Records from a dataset
----
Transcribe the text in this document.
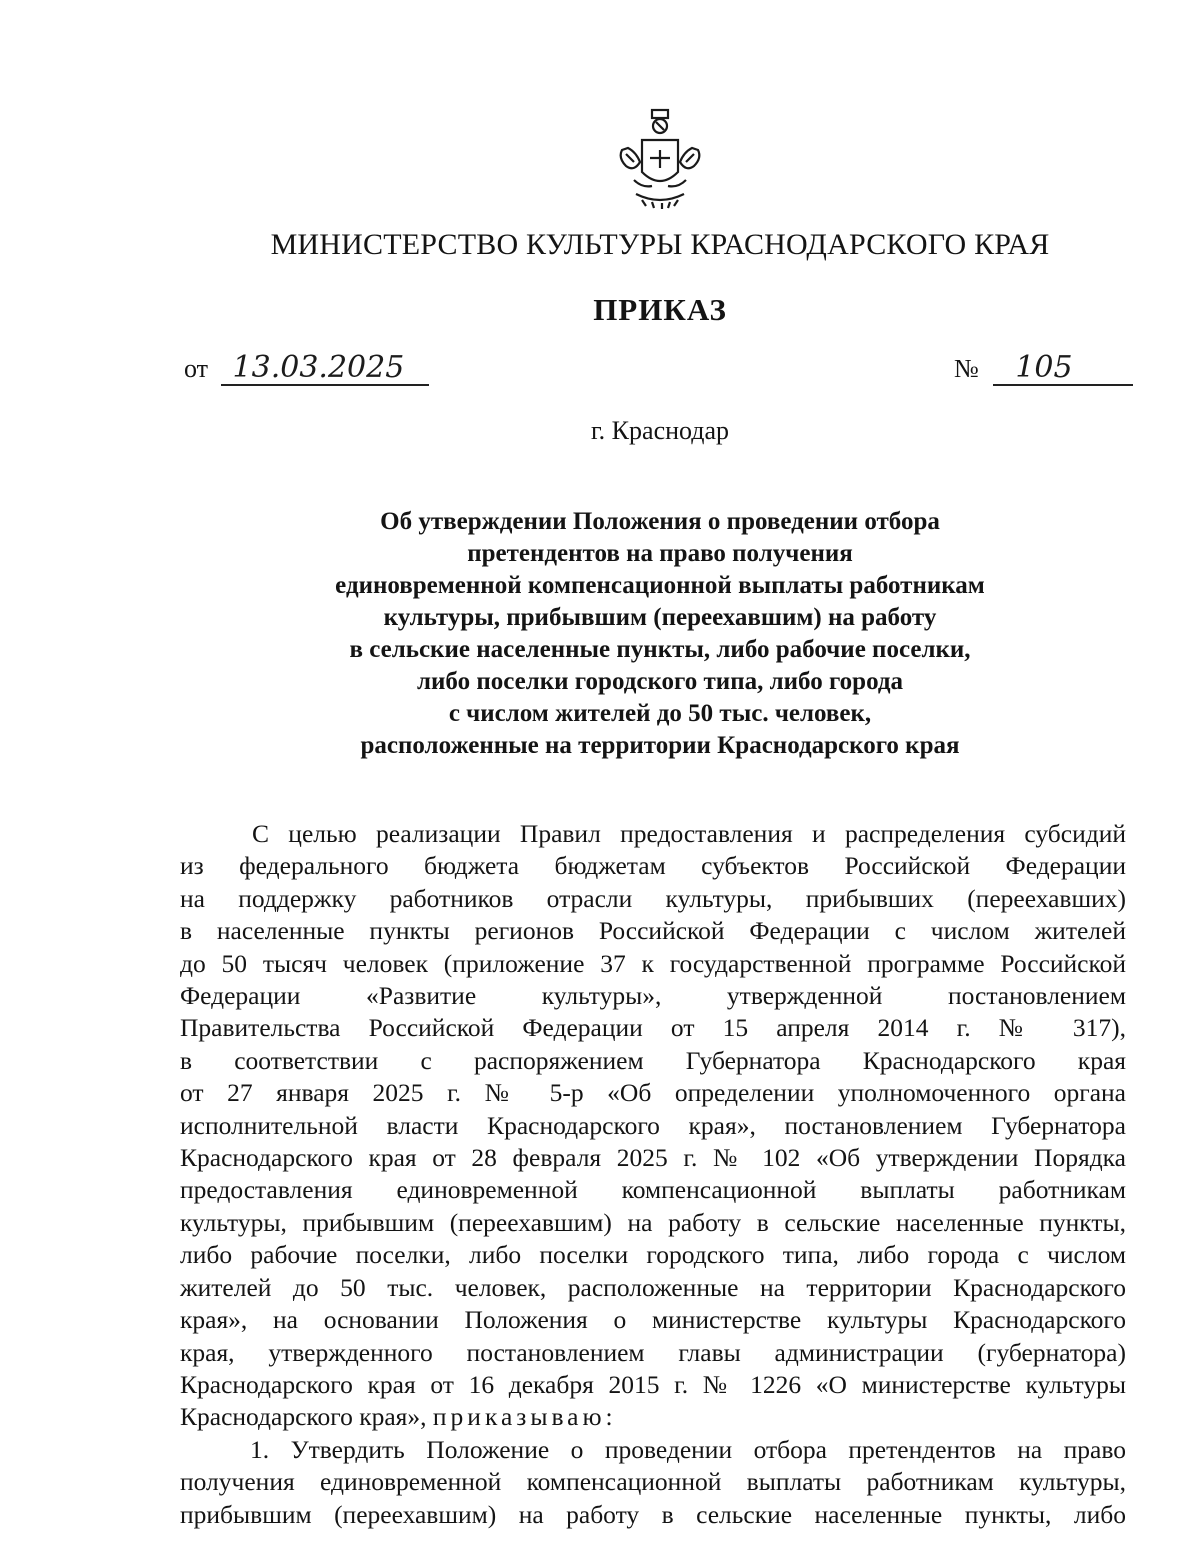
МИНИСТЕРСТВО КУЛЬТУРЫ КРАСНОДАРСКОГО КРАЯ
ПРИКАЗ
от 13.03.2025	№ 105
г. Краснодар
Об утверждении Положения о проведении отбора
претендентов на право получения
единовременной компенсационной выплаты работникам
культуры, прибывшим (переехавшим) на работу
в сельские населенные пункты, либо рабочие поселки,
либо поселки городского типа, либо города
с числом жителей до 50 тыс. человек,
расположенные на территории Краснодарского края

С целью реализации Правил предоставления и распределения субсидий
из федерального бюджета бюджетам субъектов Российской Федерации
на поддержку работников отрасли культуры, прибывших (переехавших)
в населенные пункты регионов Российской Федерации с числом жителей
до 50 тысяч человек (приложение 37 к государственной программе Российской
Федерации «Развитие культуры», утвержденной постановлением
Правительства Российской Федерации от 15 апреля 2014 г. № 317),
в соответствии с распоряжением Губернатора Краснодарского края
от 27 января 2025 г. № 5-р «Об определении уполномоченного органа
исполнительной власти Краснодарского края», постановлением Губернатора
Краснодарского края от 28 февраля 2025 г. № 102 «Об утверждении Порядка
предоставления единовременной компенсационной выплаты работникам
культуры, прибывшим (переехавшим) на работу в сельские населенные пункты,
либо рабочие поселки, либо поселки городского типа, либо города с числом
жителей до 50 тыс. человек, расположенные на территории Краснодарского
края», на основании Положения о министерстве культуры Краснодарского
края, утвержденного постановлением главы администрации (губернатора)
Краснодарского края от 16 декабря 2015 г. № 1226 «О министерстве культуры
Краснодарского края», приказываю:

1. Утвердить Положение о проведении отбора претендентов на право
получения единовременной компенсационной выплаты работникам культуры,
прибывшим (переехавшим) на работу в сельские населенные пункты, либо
----
**The problem:**
Each line that has the word "расположенные" should be copied.

**Written answer:**
расположенные на территории Краснодарского края
жителей до 50 тыс. человек, расположенные на территории Краснодарского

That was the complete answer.